Directive 1
From the page on Manley station that follows, list every railway company or committee named, with its abbreviation where one is given.

Extract provided

··········

Station Name: MANLEY

[Source: Paul Wright]


Date opened: 22.6.1870
Location: South side of Manley Lane
Company on opening: Cheshire Lines Committee
Date closed to passengers: 1.5.1875
Date closed completely: 6.3.1961
Company on closing: Cheshire Lines Committee
Present state: Station building extant and in use as a private dwelling
County: Cheshire
OS Grid Ref: SJ496718
Date of visit: 12.11.2005

Notes: Manley station was situated on the Cheshire Lines Committee’s (CLC) Mouldsworth to Helsby Junction railway which opened on the 1 September 1869. Mouldsworth was located on the CLC Manchester to Chester line. The CLC was jointly owned by the Great Northern Railway (GNR), the Manchester Sheffield & Lincolnshire Railway (MSLR) and the Midland Railway (MR) and the purpose of the line was to provide them with access to the Birkenhead Dock system via the Birkenhead Joint Railway (BJR) which had a line that ran from Helsby to Birkenhead.

The line was primarily constructed for goods services but a passenger station was opened at Manley on the 22 June 1870.

The station was located on the south side of Manley Lane. The line was a single track railway and the station had only a single platform on the east side. A driveway led up to a single storey stone building that contained the booking and waiting facilities.

A signal cabin was located on the platform which controlled a passing loop and sidings to south of the station. There was also a quarry branch to the south of the station which served Manley Quarry.

Passenger services ran between Helsby & Alvanley and Northwich but it did not prove very popular and it was withdrawn by the CLC on 1 May 1875.

··········

Exercise data
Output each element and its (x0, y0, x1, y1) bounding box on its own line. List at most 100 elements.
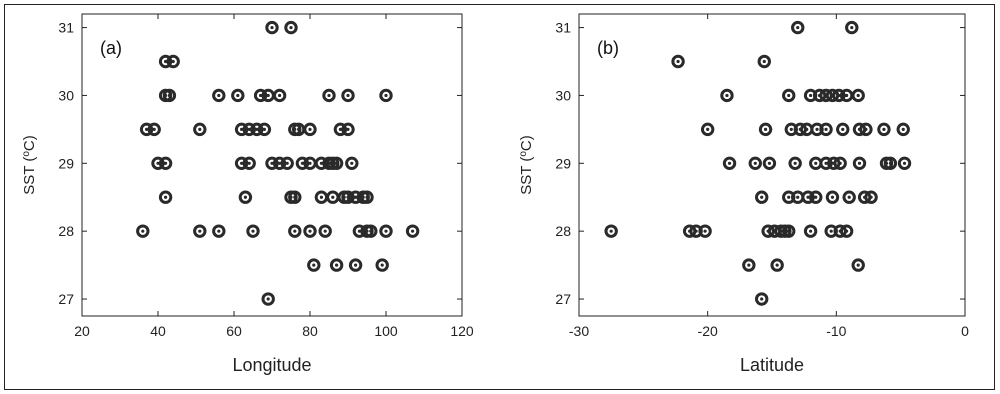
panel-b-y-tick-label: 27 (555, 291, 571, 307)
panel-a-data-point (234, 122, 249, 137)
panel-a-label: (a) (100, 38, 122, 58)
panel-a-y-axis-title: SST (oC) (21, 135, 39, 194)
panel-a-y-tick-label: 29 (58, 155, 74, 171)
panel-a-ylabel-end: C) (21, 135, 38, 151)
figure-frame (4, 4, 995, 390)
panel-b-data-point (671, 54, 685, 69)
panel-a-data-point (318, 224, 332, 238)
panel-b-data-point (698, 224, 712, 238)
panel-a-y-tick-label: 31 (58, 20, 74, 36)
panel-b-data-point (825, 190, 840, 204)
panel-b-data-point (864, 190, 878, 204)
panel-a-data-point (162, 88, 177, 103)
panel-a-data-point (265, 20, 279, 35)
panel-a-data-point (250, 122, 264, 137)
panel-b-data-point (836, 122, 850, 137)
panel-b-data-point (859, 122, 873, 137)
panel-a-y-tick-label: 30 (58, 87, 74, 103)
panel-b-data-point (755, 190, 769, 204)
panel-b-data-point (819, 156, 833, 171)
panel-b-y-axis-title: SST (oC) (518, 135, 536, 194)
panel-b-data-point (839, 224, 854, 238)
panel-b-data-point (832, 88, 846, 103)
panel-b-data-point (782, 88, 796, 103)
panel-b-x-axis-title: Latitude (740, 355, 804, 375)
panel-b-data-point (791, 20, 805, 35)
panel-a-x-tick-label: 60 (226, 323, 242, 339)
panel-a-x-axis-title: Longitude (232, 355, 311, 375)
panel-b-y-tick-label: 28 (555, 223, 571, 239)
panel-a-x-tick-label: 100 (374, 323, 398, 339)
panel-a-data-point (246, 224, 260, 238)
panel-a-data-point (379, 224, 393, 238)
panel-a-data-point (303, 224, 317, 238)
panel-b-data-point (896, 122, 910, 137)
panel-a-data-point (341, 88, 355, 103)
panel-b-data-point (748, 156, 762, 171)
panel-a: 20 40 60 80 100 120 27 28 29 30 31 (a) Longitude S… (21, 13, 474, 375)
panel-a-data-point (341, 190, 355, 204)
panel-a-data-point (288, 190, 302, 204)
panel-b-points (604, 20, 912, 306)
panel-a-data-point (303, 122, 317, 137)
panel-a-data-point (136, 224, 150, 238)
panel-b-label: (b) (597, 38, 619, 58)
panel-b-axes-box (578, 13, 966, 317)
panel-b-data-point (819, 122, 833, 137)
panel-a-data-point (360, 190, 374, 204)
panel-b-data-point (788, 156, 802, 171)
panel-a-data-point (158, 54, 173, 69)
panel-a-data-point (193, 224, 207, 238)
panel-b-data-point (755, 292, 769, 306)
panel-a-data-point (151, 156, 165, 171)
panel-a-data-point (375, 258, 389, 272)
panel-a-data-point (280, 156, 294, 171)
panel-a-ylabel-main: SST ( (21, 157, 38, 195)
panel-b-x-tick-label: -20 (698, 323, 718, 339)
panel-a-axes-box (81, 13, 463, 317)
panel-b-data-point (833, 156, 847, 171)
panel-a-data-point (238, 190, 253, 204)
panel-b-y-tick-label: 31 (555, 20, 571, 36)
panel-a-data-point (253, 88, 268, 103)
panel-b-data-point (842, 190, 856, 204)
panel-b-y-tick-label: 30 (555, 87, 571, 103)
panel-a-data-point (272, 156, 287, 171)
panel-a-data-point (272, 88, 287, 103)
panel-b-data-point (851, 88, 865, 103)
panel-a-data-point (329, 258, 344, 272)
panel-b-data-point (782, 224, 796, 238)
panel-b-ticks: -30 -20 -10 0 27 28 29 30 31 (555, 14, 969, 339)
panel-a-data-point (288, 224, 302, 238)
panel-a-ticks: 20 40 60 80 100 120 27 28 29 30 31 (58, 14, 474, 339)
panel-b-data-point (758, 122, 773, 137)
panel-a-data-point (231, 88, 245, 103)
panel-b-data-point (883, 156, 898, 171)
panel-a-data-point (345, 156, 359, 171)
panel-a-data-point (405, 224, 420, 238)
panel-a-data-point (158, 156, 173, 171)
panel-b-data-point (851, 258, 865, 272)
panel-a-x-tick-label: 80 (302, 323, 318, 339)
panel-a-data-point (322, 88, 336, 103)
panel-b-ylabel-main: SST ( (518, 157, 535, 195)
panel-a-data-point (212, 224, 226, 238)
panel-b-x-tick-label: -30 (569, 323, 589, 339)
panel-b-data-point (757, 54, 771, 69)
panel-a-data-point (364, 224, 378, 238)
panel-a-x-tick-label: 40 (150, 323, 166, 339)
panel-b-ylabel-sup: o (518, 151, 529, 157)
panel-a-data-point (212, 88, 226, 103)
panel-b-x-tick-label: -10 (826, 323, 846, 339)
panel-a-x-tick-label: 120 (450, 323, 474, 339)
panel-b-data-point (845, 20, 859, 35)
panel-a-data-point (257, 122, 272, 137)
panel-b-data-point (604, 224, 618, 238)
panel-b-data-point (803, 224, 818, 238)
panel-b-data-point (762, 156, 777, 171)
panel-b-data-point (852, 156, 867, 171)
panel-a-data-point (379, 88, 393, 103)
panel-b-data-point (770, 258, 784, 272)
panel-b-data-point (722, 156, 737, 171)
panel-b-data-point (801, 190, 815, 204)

··········

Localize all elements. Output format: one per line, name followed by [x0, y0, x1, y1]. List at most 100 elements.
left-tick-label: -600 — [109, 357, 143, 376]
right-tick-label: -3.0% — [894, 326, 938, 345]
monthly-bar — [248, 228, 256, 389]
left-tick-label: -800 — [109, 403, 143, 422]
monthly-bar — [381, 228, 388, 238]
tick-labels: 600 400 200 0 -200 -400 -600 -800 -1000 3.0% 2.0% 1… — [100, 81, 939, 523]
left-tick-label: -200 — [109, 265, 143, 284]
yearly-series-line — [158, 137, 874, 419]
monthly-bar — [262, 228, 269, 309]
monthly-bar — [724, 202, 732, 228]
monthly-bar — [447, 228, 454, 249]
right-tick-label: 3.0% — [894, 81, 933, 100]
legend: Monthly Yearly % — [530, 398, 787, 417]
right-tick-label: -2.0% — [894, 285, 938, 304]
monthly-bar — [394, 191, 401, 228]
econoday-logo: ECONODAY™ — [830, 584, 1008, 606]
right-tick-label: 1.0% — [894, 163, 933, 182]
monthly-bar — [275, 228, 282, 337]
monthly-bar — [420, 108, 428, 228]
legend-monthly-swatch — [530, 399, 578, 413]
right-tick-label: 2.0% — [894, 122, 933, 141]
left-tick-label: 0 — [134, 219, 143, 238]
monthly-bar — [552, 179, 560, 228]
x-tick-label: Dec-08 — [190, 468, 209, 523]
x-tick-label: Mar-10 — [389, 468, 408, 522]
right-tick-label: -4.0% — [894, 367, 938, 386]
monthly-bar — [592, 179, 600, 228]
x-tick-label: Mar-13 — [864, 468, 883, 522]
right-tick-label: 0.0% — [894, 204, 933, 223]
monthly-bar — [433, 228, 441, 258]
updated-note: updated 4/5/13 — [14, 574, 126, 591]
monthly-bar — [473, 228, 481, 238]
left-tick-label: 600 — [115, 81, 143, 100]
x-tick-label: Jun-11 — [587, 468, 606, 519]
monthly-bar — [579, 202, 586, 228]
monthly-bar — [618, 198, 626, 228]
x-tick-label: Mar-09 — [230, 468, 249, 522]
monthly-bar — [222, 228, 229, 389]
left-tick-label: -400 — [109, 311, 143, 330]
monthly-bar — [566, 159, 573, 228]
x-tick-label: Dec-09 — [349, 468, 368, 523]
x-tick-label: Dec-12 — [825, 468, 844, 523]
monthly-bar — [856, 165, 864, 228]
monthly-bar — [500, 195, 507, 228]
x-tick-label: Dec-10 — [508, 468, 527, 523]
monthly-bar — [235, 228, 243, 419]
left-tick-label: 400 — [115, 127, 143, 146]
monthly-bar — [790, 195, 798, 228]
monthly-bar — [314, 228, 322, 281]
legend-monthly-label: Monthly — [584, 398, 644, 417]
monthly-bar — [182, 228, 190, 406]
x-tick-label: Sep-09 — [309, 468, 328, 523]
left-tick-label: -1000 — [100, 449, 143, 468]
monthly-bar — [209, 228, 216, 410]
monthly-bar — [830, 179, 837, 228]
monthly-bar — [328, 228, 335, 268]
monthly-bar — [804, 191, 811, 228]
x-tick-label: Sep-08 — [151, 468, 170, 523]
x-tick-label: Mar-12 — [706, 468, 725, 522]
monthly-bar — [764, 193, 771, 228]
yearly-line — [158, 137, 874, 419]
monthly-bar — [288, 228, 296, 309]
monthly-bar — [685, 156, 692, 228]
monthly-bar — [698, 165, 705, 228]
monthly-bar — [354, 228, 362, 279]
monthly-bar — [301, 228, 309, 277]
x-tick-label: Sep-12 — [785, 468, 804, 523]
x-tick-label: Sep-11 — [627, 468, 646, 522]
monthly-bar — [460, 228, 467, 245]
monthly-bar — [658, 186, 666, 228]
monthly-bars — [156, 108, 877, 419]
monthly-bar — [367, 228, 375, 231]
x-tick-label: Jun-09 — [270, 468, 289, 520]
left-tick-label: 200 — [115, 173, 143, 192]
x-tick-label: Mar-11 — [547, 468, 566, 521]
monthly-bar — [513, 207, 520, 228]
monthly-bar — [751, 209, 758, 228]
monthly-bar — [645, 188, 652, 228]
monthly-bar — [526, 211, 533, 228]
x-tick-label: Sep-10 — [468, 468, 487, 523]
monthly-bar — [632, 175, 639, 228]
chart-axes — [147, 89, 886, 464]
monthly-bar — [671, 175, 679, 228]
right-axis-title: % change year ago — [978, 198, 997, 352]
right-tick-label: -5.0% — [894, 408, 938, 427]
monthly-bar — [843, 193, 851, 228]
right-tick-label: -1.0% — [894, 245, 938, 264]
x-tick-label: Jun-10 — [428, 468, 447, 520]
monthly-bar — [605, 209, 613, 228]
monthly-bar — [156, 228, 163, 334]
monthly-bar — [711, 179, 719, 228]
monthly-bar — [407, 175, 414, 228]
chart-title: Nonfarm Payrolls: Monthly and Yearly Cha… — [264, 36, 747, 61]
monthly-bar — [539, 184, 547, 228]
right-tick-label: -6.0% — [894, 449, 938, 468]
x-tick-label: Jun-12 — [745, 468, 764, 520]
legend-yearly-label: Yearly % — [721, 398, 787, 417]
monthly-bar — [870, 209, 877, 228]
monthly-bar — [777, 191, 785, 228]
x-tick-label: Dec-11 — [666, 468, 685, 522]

··········

Directive 2
Reproduce everything in the records from the line containing "Localize all elements." down to the line containing "x-tick-label: Sep-09 — [309, 468, 328, 523]", with both of those lines included.

Complete answer 1
- Cheshire Lines Committee (CLC)
- Great Northern Railway (GNR)
- Manchester Sheffield & Lincolnshire Railway (MSLR)
- Midland Railway (MR)
- Birkenhead Joint Railway (BJR)

Complete answer 2
Localize all elements. Output format: one per line, name followed by [x0, y0, x1, y1]. List at most 100 elements.
left-tick-label: -600 — [109, 357, 143, 376]
right-tick-label: -3.0% — [894, 326, 938, 345]
monthly-bar — [248, 228, 256, 389]
left-tick-label: -800 — [109, 403, 143, 422]
monthly-bar — [381, 228, 388, 238]
tick-labels: 600 400 200 0 -200 -400 -600 -800 -1000 3.0% 2.0% 1… — [100, 81, 939, 523]
left-tick-label: -200 — [109, 265, 143, 284]
yearly-series-line — [158, 137, 874, 419]
monthly-bar — [262, 228, 269, 309]
monthly-bar — [724, 202, 732, 228]
monthly-bar — [447, 228, 454, 249]
right-tick-label: 3.0% — [894, 81, 933, 100]
legend: Monthly Yearly % — [530, 398, 787, 417]
right-tick-label: -2.0% — [894, 285, 938, 304]
monthly-bar — [394, 191, 401, 228]
econoday-logo: ECONODAY™ — [830, 584, 1008, 606]
right-tick-label: 1.0% — [894, 163, 933, 182]
monthly-bar — [275, 228, 282, 337]
monthly-bar — [420, 108, 428, 228]
legend-monthly-swatch — [530, 399, 578, 413]
right-tick-label: 2.0% — [894, 122, 933, 141]
left-tick-label: 0 — [134, 219, 143, 238]
monthly-bar — [552, 179, 560, 228]
x-tick-label: Dec-08 — [190, 468, 209, 523]
x-tick-label: Mar-10 — [389, 468, 408, 522]
right-tick-label: -4.0% — [894, 367, 938, 386]
monthly-bar — [592, 179, 600, 228]
x-tick-label: Mar-13 — [864, 468, 883, 522]
right-tick-label: 0.0% — [894, 204, 933, 223]
monthly-bar — [433, 228, 441, 258]
updated-note: updated 4/5/13 — [14, 574, 126, 591]
monthly-bar — [473, 228, 481, 238]
left-tick-label: 600 — [115, 81, 143, 100]
x-tick-label: Jun-11 — [587, 468, 606, 519]
monthly-bar — [579, 202, 586, 228]
monthly-bar — [618, 198, 626, 228]
x-tick-label: Mar-09 — [230, 468, 249, 522]
monthly-bar — [222, 228, 229, 389]
left-tick-label: -400 — [109, 311, 143, 330]
monthly-bar — [566, 159, 573, 228]
x-tick-label: Dec-09 — [349, 468, 368, 523]
x-tick-label: Dec-12 — [825, 468, 844, 523]
monthly-bar — [856, 165, 864, 228]
monthly-bar — [500, 195, 507, 228]
x-tick-label: Dec-10 — [508, 468, 527, 523]
monthly-bar — [235, 228, 243, 419]
left-tick-label: 400 — [115, 127, 143, 146]
monthly-bar — [790, 195, 798, 228]
monthly-bar — [314, 228, 322, 281]
legend-monthly-label: Monthly — [584, 398, 644, 417]
monthly-bar — [182, 228, 190, 406]
x-tick-label: Sep-09 — [309, 468, 328, 523]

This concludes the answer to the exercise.